Collected data:
+ + +
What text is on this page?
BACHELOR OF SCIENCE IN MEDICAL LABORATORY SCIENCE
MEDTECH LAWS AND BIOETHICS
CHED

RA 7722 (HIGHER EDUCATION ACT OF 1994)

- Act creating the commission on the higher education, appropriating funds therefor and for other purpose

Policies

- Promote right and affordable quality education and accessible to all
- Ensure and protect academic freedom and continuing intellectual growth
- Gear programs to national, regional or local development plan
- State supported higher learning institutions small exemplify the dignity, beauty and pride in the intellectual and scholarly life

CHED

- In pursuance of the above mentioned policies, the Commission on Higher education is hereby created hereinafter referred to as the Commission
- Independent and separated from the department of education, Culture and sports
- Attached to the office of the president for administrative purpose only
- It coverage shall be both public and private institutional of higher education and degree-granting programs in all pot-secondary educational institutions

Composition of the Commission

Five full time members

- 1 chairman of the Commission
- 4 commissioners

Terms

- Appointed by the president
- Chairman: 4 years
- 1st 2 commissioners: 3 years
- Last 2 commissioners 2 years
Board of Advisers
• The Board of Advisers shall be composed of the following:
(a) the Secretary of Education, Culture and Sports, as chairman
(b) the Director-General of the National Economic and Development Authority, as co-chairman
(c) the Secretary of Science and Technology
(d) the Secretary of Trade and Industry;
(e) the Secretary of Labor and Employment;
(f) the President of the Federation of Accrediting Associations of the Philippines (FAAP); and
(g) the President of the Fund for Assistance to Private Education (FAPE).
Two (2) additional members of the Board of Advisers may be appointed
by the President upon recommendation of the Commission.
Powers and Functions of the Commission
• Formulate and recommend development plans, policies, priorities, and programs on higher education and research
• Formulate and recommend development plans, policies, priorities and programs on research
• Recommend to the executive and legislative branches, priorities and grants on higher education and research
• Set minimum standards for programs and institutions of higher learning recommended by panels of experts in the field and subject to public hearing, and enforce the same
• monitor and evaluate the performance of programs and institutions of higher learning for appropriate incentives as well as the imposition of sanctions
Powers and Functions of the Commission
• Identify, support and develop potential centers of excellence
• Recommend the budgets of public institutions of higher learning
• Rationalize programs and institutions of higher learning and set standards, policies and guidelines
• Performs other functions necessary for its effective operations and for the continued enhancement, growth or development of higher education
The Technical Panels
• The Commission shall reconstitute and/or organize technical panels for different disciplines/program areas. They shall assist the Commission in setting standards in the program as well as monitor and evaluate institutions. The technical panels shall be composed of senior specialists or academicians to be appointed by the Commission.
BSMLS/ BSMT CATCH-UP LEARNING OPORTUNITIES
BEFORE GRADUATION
+ + +
### To do
Filter the data for the string "well" and copy every line that has it.

### Complete output
• monitor and evaluate the performance of programs and institutions of higher learning for appropriate incentives as well as the imposition of sanctions
• The Commission shall reconstitute and/or organize technical panels for different disciplines/program areas. They shall assist the Commission in setting standards in the program as well as monitor and evaluate institutions. The technical panels shall be composed of senior specialists or academicians to be appointed by the Commission.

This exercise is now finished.